## BEGIN DATA PROVIDED

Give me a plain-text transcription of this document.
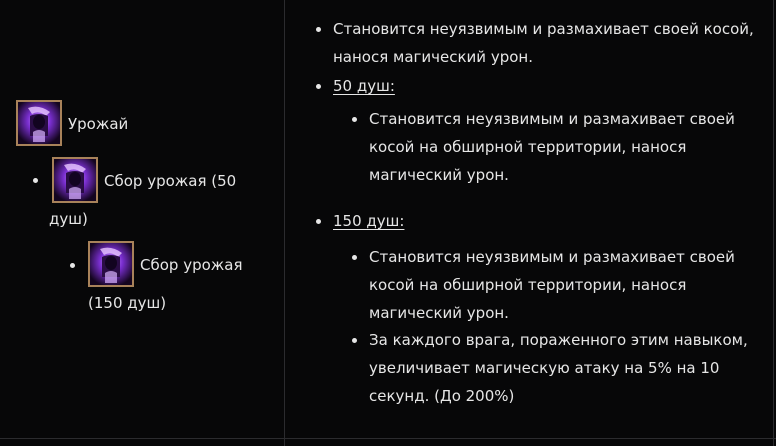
Урожай
Сбор урожая (50
душ)
Сбор урожая
(150 душ)
Становится неуязвимым и размахивает своей косой,
нанося магический урон.
50 душ:
Становится неуязвимым и размахивает своей
косой на обширной территории, нанося
магический урон.
150 душ:
Становится неуязвимым и размахивает своей
косой на обширной территории, нанося
магический урон.
За каждого врага, пораженного этим навыком,
увеличивает магическую атаку на 5% на 10
секунд. (До 200%)
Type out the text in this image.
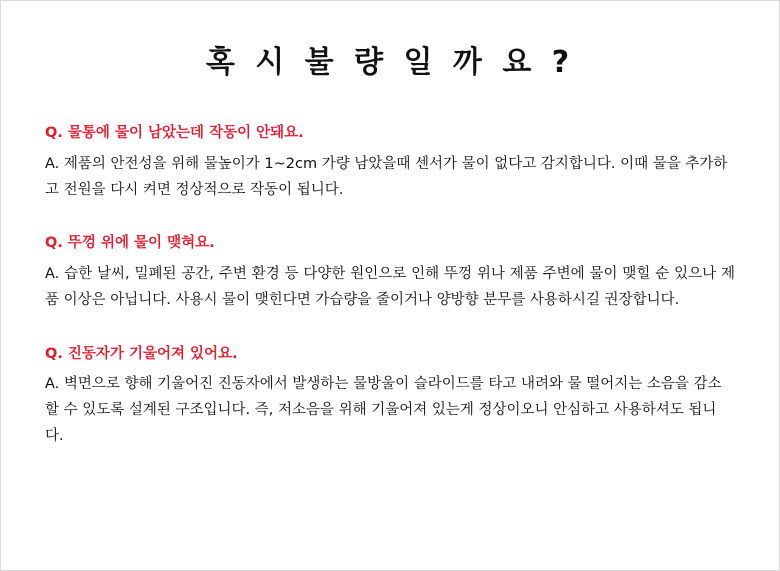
혹 시 불 량 일 까 요 ?

Q. 물통에 물이 남았는데 작동이 안돼요.

A. 제품의 안전성을 위해 물높이가 1~2cm 가량 남았을때 센서가 물이 없다고 감지합니다. 이때 물을 추가하고 전원을 다시 켜면 정상적으로 작동이 됩니다.

Q. 뚜껑 위에 물이 맺혀요.

A. 습한 날씨, 밀폐된 공간, 주변 환경 등 다양한 원인으로 인해 뚜껑 위나 제품 주변에 물이 맺힐 순 있으나 제품 이상은 아닙니다. 사용시 물이 맺힌다면 가습량을 줄이거나 양방향 분무를 사용하시길 권장합니다.

Q. 진동자가 기울어져 있어요.

A. 벽면으로 향해 기울어진 진동자에서 발생하는 물방울이 슬라이드를 타고 내려와 물 떨어지는 소음을 감소할 수 있도록 설계된 구조입니다. 즉, 저소음을 위해 기울어져 있는게 정상이오니 안심하고 사용하셔도 됩니다.
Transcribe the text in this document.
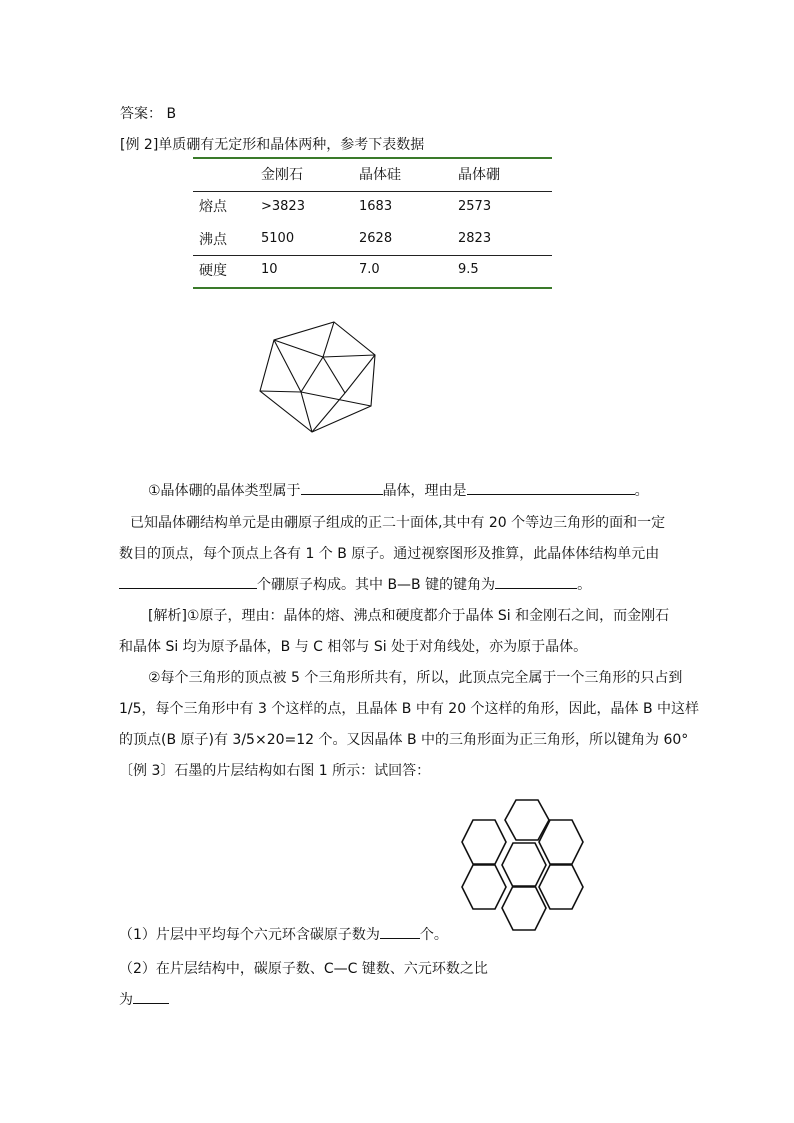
答案： B
[例 2]单质硼有无定形和晶体两种，参考下表数据
	金刚石	晶体硅	晶体硼
熔点	>3823	1683	2573
沸点	5100	2628	2823
硬度	10	7.0	9.5
①晶体硼的晶体类型属于	晶体，理由是	。
已知晶体硼结构单元是由硼原子组成的正二十面体,其中有 20 个等边三角形的面和一定
数目的顶点，每个顶点上各有 1 个 B 原子。通过视察图形及推算，此晶体体结构单元由
个硼原子构成。其中 B—B 键的键角为	。
[解析]①原子，理由：晶体的熔、沸点和硬度都介于晶体 Si 和金刚石之间，而金刚石
和晶体 Si 均为原予晶体，B 与 C 相邻与 Si 处于对角线处，亦为原于晶体。
②每个三角形的顶点被 5 个三角形所共有，所以，此顶点完全属于一个三角形的只占到
1/5，每个三角形中有 3 个这样的点，且晶体 B 中有 20 个这样的角形，因此，晶体 B 中这样
的顶点(B 原子)有 3/5×20=12 个。又因晶体 B 中的三角形面为正三角形，所以键角为 60°
〔例 3〕石墨的片层结构如右图 1 所示：试回答：
（1）片层中平均每个六元环含碳原子数为	个。
（2）在片层结构中，碳原子数、C—C 键数、六元环数之比
为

## END DATA PROVIDED

WHAT YOU NEED TO DO:
Return to the listing above and set it down exactly, leaving out its pictures.

WRITTEN ANSWER:
Give me a plain-text transcription of this document.
Урожай
Сбор урожая (50
душ)
Сбор урожая
(150 душ)
Становится неуязвимым и размахивает своей косой,
нанося магический урон.
50 душ:
Становится неуязвимым и размахивает своей
косой на обширной территории, нанося
магический урон.
150 душ:
Становится неуязвимым и размахивает своей
косой на обширной территории, нанося
магический урон.
За каждого врага, пораженного этим навыком,
увеличивает магическую атаку на 5% на 10
секунд. (До 200%)
Type out the text in this image.
혹 시 불 량 일 까 요 ?

Q. 물통에 물이 남았는데 작동이 안돼요.

A. 제품의 안전성을 위해 물높이가 1~2cm 가량 남았을때 센서가 물이 없다고 감지합니다. 이때 물을 추가하고 전원을 다시 켜면 정상적으로 작동이 됩니다.

Q. 뚜껑 위에 물이 맺혀요.

A. 습한 날씨, 밀폐된 공간, 주변 환경 등 다양한 원인으로 인해 뚜껑 위나 제품 주변에 물이 맺힐 순 있으나 제품 이상은 아닙니다. 사용시 물이 맺힌다면 가습량을 줄이거나 양방향 분무를 사용하시길 권장합니다.

Q. 진동자가 기울어져 있어요.

A. 벽면으로 향해 기울어진 진동자에서 발생하는 물방울이 슬라이드를 타고 내려와 물 떨어지는 소음을 감소할 수 있도록 설계된 구조입니다. 즉, 저소음을 위해 기울어져 있는게 정상이오니 안심하고 사용하셔도 됩니다.
Transcribe the text in this document.
答案： B
[例 2]单质硼有无定形和晶体两种，参考下表数据
	金刚石	晶体硅	晶体硼
熔点	>3823	1683	2573
沸点	5100	2628	2823
硬度	10	7.0	9.5
①晶体硼的晶体类型属于	晶体，理由是	。
已知晶体硼结构单元是由硼原子组成的正二十面体,其中有 20 个等边三角形的面和一定
数目的顶点，每个顶点上各有 1 个 B 原子。通过视察图形及推算，此晶体体结构单元由
个硼原子构成。其中 B—B 键的键角为	。
[解析]①原子，理由：晶体的熔、沸点和硬度都介于晶体 Si 和金刚石之间，而金刚石
和晶体 Si 均为原予晶体，B 与 C 相邻与 Si 处于对角线处，亦为原于晶体。
②每个三角形的顶点被 5 个三角形所共有，所以，此顶点完全属于一个三角形的只占到
1/5，每个三角形中有 3 个这样的点，且晶体 B 中有 20 个这样的角形，因此，晶体 B 中这样
的顶点(B 原子)有 3/5×20=12 个。又因晶体 B 中的三角形面为正三角形，所以键角为 60°
〔例 3〕石墨的片层结构如右图 1 所示：试回答：
（1）片层中平均每个六元环含碳原子数为	个。
（2）在片层结构中，碳原子数、C—C 键数、六元环数之比
为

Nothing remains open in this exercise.